═════ MATERIAL ═════
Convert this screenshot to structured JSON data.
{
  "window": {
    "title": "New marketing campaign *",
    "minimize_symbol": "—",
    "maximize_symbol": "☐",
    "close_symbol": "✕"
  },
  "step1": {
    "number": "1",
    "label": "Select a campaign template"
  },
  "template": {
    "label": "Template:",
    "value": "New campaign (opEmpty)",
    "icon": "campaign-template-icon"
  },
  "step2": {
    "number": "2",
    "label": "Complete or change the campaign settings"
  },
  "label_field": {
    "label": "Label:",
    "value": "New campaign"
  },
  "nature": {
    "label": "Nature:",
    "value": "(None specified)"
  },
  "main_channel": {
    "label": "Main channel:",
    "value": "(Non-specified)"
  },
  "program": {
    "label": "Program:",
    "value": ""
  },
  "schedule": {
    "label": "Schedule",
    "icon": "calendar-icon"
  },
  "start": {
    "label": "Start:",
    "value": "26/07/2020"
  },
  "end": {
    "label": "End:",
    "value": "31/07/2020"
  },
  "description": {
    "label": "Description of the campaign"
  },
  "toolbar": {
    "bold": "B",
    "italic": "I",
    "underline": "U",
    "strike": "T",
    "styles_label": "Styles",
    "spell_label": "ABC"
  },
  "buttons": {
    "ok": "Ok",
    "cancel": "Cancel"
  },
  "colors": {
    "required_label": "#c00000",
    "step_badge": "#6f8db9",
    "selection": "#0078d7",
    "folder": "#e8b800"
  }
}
═════
Return every line exactly.

WRITTEN RESPONSE ▸
Convert this screenshot to structured JSON data.
{
  "window": {
    "title": "New marketing campaign *",
    "minimize_symbol": "—",
    "maximize_symbol": "☐",
    "close_symbol": "✕"
  },
  "step1": {
    "number": "1",
    "label": "Select a campaign template"
  },
  "template": {
    "label": "Template:",
    "value": "New campaign (opEmpty)",
    "icon": "campaign-template-icon"
  },
  "step2": {
    "number": "2",
    "label": "Complete or change the campaign settings"
  },
  "label_field": {
    "label": "Label:",
    "value": "New campaign"
  },
  "nature": {
    "label": "Nature:",
    "value": "(None specified)"
  },
  "main_channel": {
    "label": "Main channel:",
    "value": "(Non-specified)"
  },
  "program": {
    "label": "Program:",
    "value": ""
  },
  "schedule": {
    "label": "Schedule",
    "icon": "calendar-icon"
  },
  "start": {
    "label": "Start:",
    "value": "26/07/2020"
  },
  "end": {
    "label": "End:",
    "value": "31/07/2020"
  },
  "description": {
    "label": "Description of the campaign"
  },
  "toolbar": {
    "bold": "B",
    "italic": "I",
    "underline": "U",
    "strike": "T",
    "styles_label": "Styles",
    "spell_label": "ABC"
  },
  "buttons": {
    "ok": "Ok",
    "cancel": "Cancel"
  },
  "colors": {
    "required_label": "#c00000",
    "step_badge": "#6f8db9",
    "selection": "#0078d7",
    "folder": "#e8b800"
  }
}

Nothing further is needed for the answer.